Stated task: Reproduce the lines of the listing between the line holding "y-tick-label: 2億 (82, 542, 100, 555)" and the line holding "legend-label: 營收 (最低值) (688, 69, 767, 85)", inclusive, substituting "projection-region" for "forecast-region" and changing nothing else.

+++ Supplied data +++

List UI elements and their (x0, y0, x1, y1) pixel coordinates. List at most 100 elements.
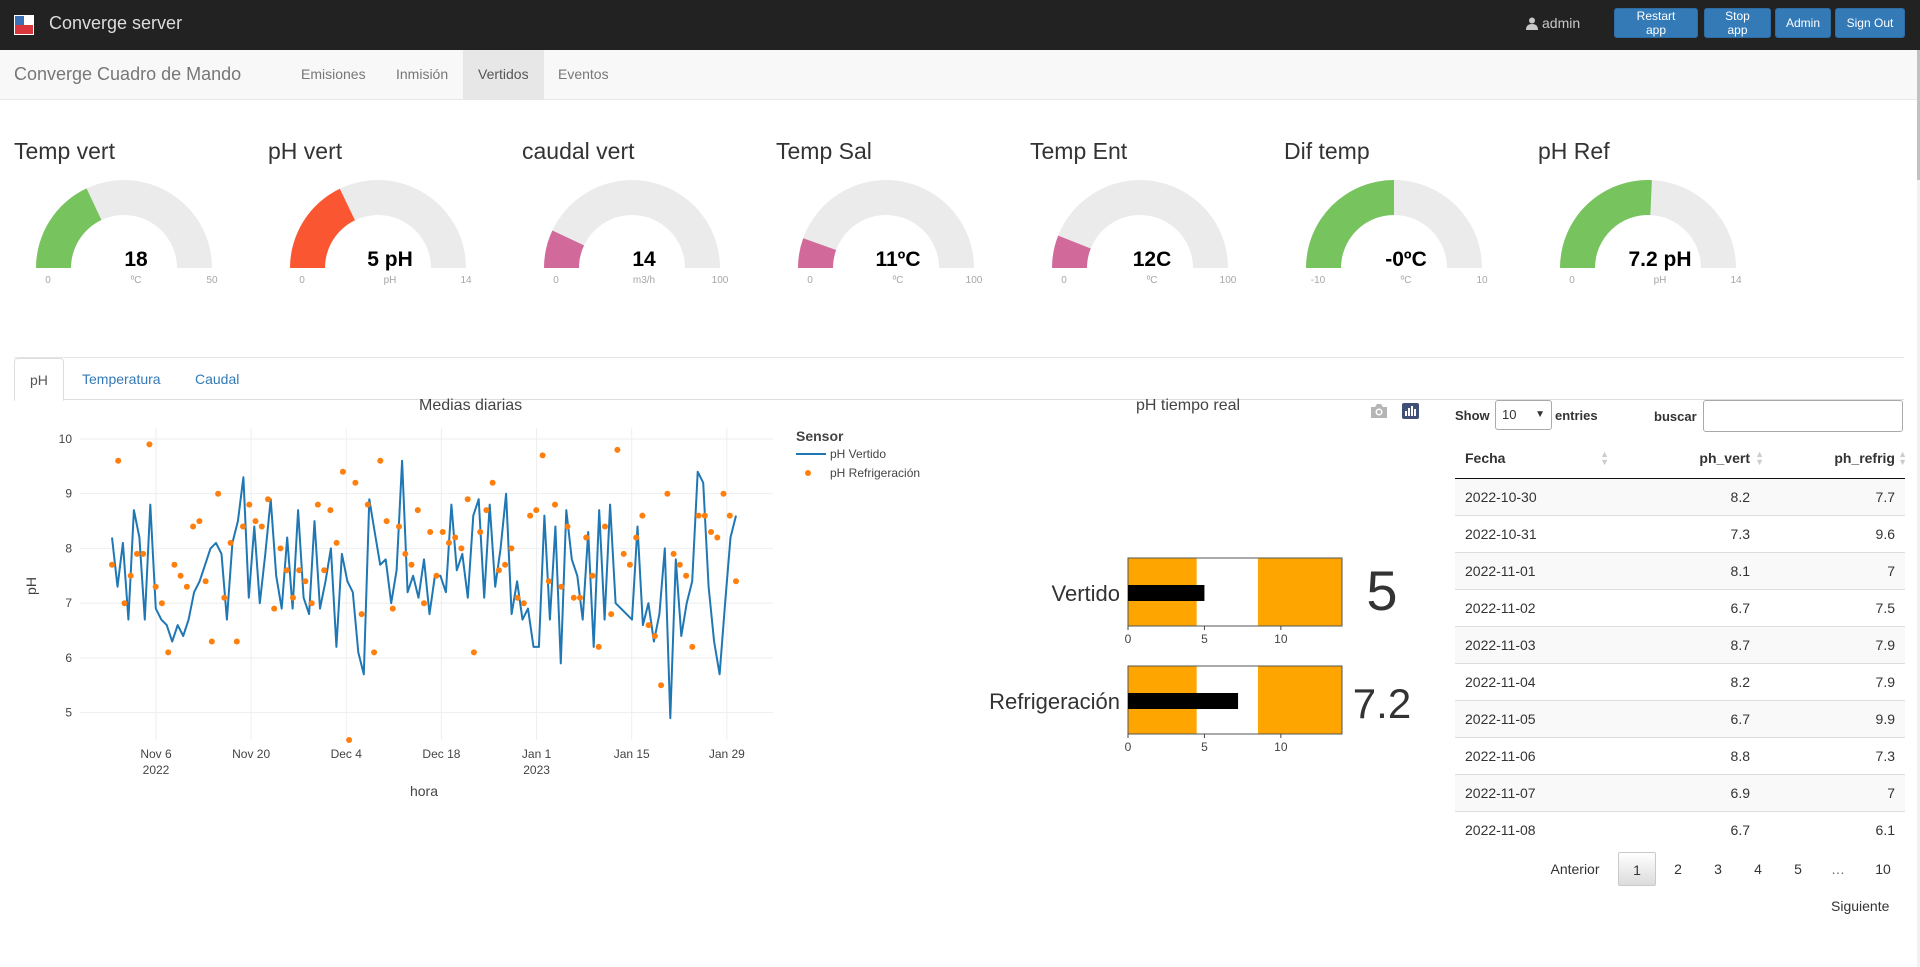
scatter-point[interactable] (489, 479, 496, 486)
scatter-point[interactable] (146, 441, 153, 448)
bullet-bar[interactable] (1128, 585, 1205, 601)
scatter-point[interactable] (483, 507, 490, 514)
scatter-point[interactable] (595, 643, 602, 650)
scatter-point[interactable] (134, 550, 140, 557)
scatter-point[interactable] (333, 539, 340, 546)
pagination-page-4[interactable]: 4 (1754, 861, 1762, 877)
scatter-point[interactable] (339, 468, 346, 475)
scatter-point[interactable] (614, 446, 621, 453)
tab-ph[interactable]: pH (14, 358, 64, 401)
table-row[interactable]: 2022-11-01 8.1 7 (1455, 551, 1905, 589)
scatter-point[interactable] (708, 529, 714, 535)
scatter-point[interactable] (651, 633, 658, 639)
stop-app-button[interactable]: Stop app (1704, 8, 1771, 38)
legend-item-refrigeracion[interactable]: pH Refrigeración (796, 463, 920, 482)
user-menu[interactable]: admin (1526, 15, 1580, 31)
scatter-point[interactable] (552, 501, 558, 508)
scatter-point[interactable] (589, 572, 596, 579)
dashboard-brand[interactable]: Converge Cuadro de Mando (14, 64, 242, 84)
scatter-point[interactable] (265, 496, 271, 503)
scatter-point[interactable] (377, 457, 384, 464)
camera-icon[interactable] (1370, 403, 1388, 419)
scatter-point[interactable] (109, 561, 115, 568)
pagination-page-5[interactable]: 5 (1794, 861, 1802, 877)
scatter-point[interactable] (233, 638, 240, 645)
scatter-point[interactable] (577, 594, 583, 601)
plotly-logo-icon[interactable] (1402, 403, 1419, 419)
page-scrollbar[interactable] (1917, 50, 1920, 967)
scatter-point[interactable] (165, 649, 172, 656)
scatter-point[interactable] (433, 572, 440, 579)
pagination-page-1[interactable]: 1 (1618, 852, 1656, 886)
scatter-point[interactable] (115, 457, 122, 464)
scatter-point[interactable] (240, 523, 246, 530)
scatter-point[interactable] (227, 539, 234, 546)
scatter-point[interactable] (290, 594, 296, 601)
scatter-point[interactable] (683, 572, 690, 579)
scatter-point[interactable] (171, 561, 178, 568)
scatter-point[interactable] (695, 512, 702, 519)
scatter-point[interactable] (358, 611, 365, 618)
column-header-fecha[interactable]: Fecha ▲ ▼ (1455, 438, 1615, 479)
scatter-point[interactable] (714, 534, 721, 541)
restart-app-button[interactable]: Restart app (1614, 8, 1698, 38)
nav-item-eventos[interactable]: Eventos (558, 66, 609, 82)
scatter-point[interactable] (140, 550, 147, 557)
nav-item-emisiones[interactable]: Emisiones (301, 66, 366, 82)
scatter-point[interactable] (464, 496, 471, 503)
scatter-point[interactable] (558, 583, 565, 590)
scatter-point[interactable] (152, 583, 159, 590)
scatter-point[interactable] (371, 649, 378, 656)
table-row[interactable]: 2022-11-08 6.7 6.1 (1455, 810, 1905, 848)
scatter-point[interactable] (346, 737, 353, 743)
scatter-point[interactable] (277, 545, 284, 552)
scatter-point[interactable] (364, 501, 371, 508)
scatter-point[interactable] (689, 643, 696, 650)
scatter-point[interactable] (602, 523, 608, 530)
scatter-point[interactable] (608, 611, 615, 618)
scatter-point[interactable] (508, 545, 515, 552)
scatter-point[interactable] (321, 567, 328, 574)
scrollbar-thumb[interactable] (1917, 50, 1920, 180)
scatter-point[interactable] (258, 523, 265, 530)
scatter-point[interactable] (645, 622, 652, 629)
scatter-point[interactable] (658, 682, 665, 689)
entries-select[interactable]: 10 ▼ (1495, 400, 1552, 430)
scatter-point[interactable] (664, 490, 671, 497)
pagination-page-2[interactable]: 2 (1674, 861, 1682, 877)
scatter-point[interactable] (502, 561, 509, 568)
scatter-point[interactable] (196, 518, 203, 525)
table-row[interactable]: 2022-11-05 6.7 9.9 (1455, 699, 1905, 737)
scatter-point[interactable] (676, 561, 683, 568)
scatter-point[interactable] (726, 512, 733, 519)
scatter-point[interactable] (271, 605, 278, 612)
scatter-point[interactable] (308, 600, 315, 607)
scatter-point[interactable] (396, 523, 402, 530)
bullet-bar[interactable] (1128, 693, 1239, 709)
scatter-point[interactable] (414, 507, 421, 514)
table-row[interactable]: 2022-11-06 8.8 7.3 (1455, 736, 1905, 774)
scatter-point[interactable] (121, 600, 128, 607)
scatter-point[interactable] (527, 512, 534, 519)
scatter-point[interactable] (720, 490, 727, 497)
scatter-point[interactable] (583, 534, 590, 541)
scatter-point[interactable] (439, 529, 446, 535)
scatter-point[interactable] (352, 479, 359, 486)
scatter-point[interactable] (477, 529, 484, 535)
tab-temperatura[interactable]: Temperatura (82, 371, 161, 387)
table-row[interactable]: 2022-10-30 8.2 7.7 (1455, 477, 1905, 515)
nav-item-inmision[interactable]: Inmisión (396, 66, 449, 82)
scatter-point[interactable] (470, 649, 477, 656)
scatter-point[interactable] (177, 572, 184, 579)
table-row[interactable]: 2022-11-03 8.7 7.9 (1455, 625, 1905, 663)
scatter-point[interactable] (215, 490, 222, 497)
scatter-point[interactable] (520, 600, 527, 607)
nav-item-vertidos[interactable]: Vertidos (463, 50, 544, 99)
scatter-point[interactable] (514, 594, 521, 601)
scatter-point[interactable] (302, 578, 309, 585)
scatter-point[interactable] (639, 512, 646, 519)
table-row[interactable]: 2022-11-04 8.2 7.9 (1455, 662, 1905, 700)
sign-out-button[interactable]: Sign Out (1835, 8, 1905, 38)
series-line-ph-vertido[interactable] (111, 459, 737, 720)
scatter-point[interactable] (633, 534, 640, 541)
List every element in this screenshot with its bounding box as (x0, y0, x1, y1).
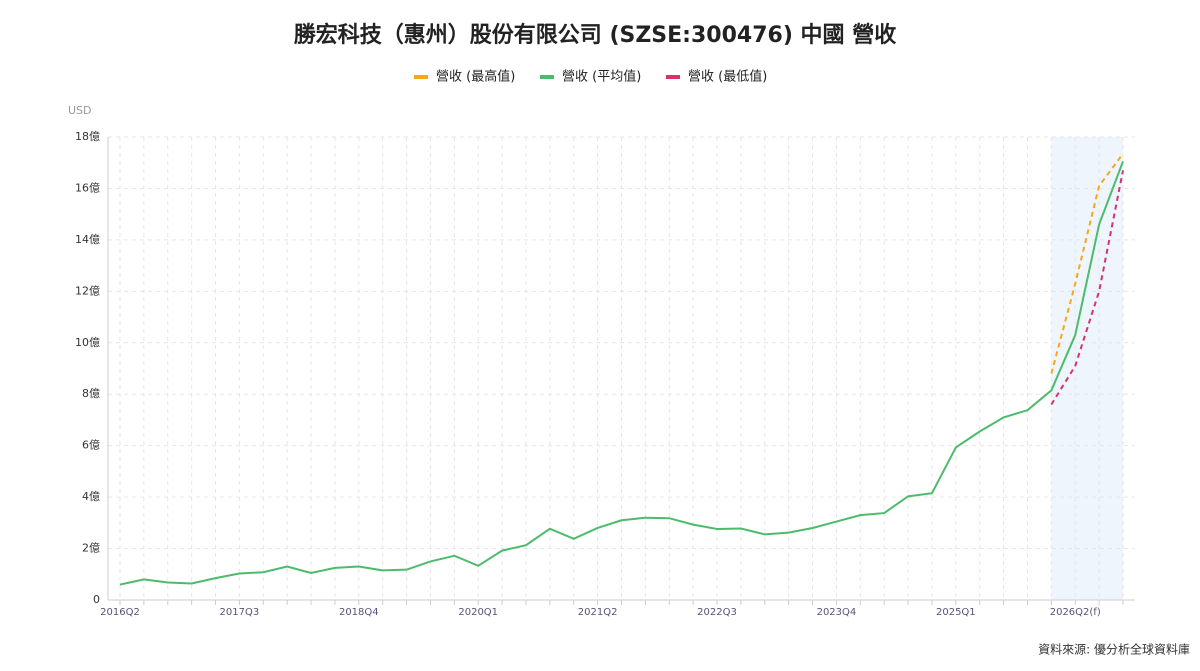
y-tick-label: 2億 (82, 542, 100, 555)
legend-label: 營收 (最高值) (436, 69, 515, 85)
y-tick-label: 6億 (82, 439, 100, 452)
legend-label: 營收 (平均值) (562, 69, 641, 85)
x-tick-label: 2018Q4 (339, 607, 379, 618)
line-series (1050, 153, 1124, 374)
y-tick-label: 12億 (75, 284, 100, 297)
forecast-region (1051, 137, 1123, 600)
x-tick-label: 2017Q3 (220, 607, 260, 618)
y-tick-label: 16億 (75, 181, 100, 194)
x-tick-label: 2026Q2(f) (1050, 607, 1101, 618)
chart-title: 勝宏科技（惠州）股份有限公司 (SZSE:300476) 中國 營收 (294, 22, 896, 48)
source: 資料來源: 優分析全球資料庫 (1038, 642, 1190, 657)
x-tick-label: 2023Q4 (817, 607, 857, 618)
x-tick-label: 2020Q1 (458, 607, 498, 618)
x-tick-label: 2021Q2 (578, 607, 618, 618)
x-tick-label: 2025Q1 (936, 607, 976, 618)
y-tick-label: 0 (93, 593, 100, 606)
y-tick-label: 14億 (75, 233, 100, 246)
y-tick-label: 4億 (82, 490, 100, 503)
y-tick-label: 18億 (75, 130, 100, 143)
line-series (119, 161, 1124, 586)
y-tick-label: 10億 (75, 336, 100, 349)
legend-label: 營收 (最低值) (688, 69, 767, 85)
x-tick-label: 2016Q2 (100, 607, 140, 618)
x-tick-label: 2022Q3 (697, 607, 737, 618)
line-series (1050, 170, 1124, 406)
y-tick-label: 8億 (82, 387, 100, 400)
y-unit: USD (68, 104, 92, 117)
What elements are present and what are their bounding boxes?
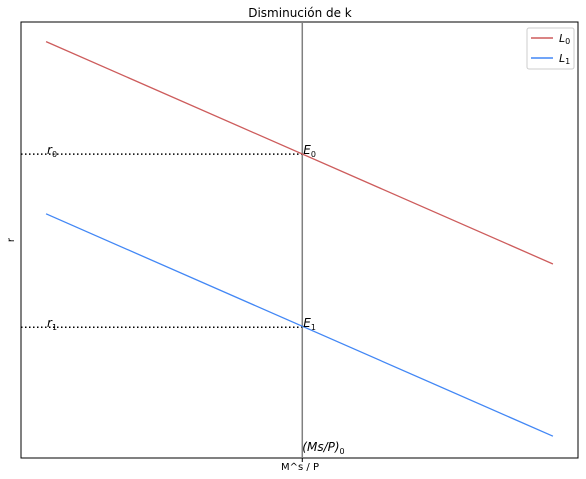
- dotted-guides: [21, 153, 303, 328]
- series-lines: [45, 41, 554, 437]
- annot-E0-sub: 0: [311, 150, 316, 159]
- y-axis-label: r: [6, 237, 17, 242]
- annot-r0: r0: [47, 143, 57, 159]
- annot-r1-sub: 1: [52, 323, 57, 332]
- annot-r1-main: r: [47, 316, 53, 330]
- annot-r1: r1: [47, 316, 57, 332]
- legend-label-main: L: [559, 32, 565, 45]
- legend-label-main: L: [559, 52, 565, 65]
- vertical-line-label-main: (Ms/P): [302, 440, 339, 454]
- annot-r0-sub: 0: [52, 150, 57, 159]
- series-line-L0: [45, 41, 554, 265]
- annot-r0-main: r: [47, 143, 53, 157]
- x-axis-label: M^s / P: [281, 462, 319, 473]
- series-line-L1: [45, 213, 554, 437]
- vertical-line-label-sub: 0: [340, 447, 345, 456]
- plot-frame: [20, 21, 579, 459]
- annot-E0: E0: [303, 143, 316, 159]
- annot-E1-sub: 1: [311, 323, 316, 332]
- vertical-line-label: (Ms/P)0: [302, 440, 344, 456]
- annot-E0-main: E: [303, 143, 311, 157]
- annot-E1-main: E: [303, 316, 311, 330]
- legend-label-sub: 1: [565, 57, 570, 66]
- annot-E1: E1: [303, 316, 316, 332]
- legend-label-L0: L0: [559, 32, 570, 46]
- legend-label-sub: 0: [565, 37, 570, 46]
- chart-title: Disminución de k: [248, 6, 352, 20]
- legend-label-L1: L1: [559, 52, 570, 66]
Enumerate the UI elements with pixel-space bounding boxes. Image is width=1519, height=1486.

+++

The result:
y-tick-label: 2億 (82, 542, 100, 555)
legend-label: 營收 (最高值) (436, 69, 515, 85)
y-tick-label: 6億 (82, 439, 100, 452)
legend-label: 營收 (平均值) (562, 69, 641, 85)
x-tick-label: 2018Q4 (339, 607, 379, 618)
line-series (1050, 153, 1124, 374)
y-tick-label: 12億 (75, 284, 100, 297)
projection-region (1051, 137, 1123, 600)
x-tick-label: 2017Q3 (220, 607, 260, 618)
y-tick-label: 16億 (75, 181, 100, 194)
x-tick-label: 2026Q2(f) (1050, 607, 1101, 618)
chart-title: 勝宏科技（惠州）股份有限公司 (SZSE:300476) 中國 營收 (294, 22, 896, 48)
source: 資料來源: 優分析全球資料庫 (1038, 642, 1190, 657)
x-tick-label: 2023Q4 (817, 607, 857, 618)
x-tick-label: 2020Q1 (458, 607, 498, 618)
x-tick-label: 2021Q2 (578, 607, 618, 618)
x-tick-label: 2025Q1 (936, 607, 976, 618)
y-tick-label: 0 (93, 593, 100, 606)
y-tick-label: 14億 (75, 233, 100, 246)
y-tick-label: 4億 (82, 490, 100, 503)
y-tick-label: 18億 (75, 130, 100, 143)
line-series (119, 161, 1124, 586)
y-tick-label: 10億 (75, 336, 100, 349)
legend-label: 營收 (最低值) (688, 69, 767, 85)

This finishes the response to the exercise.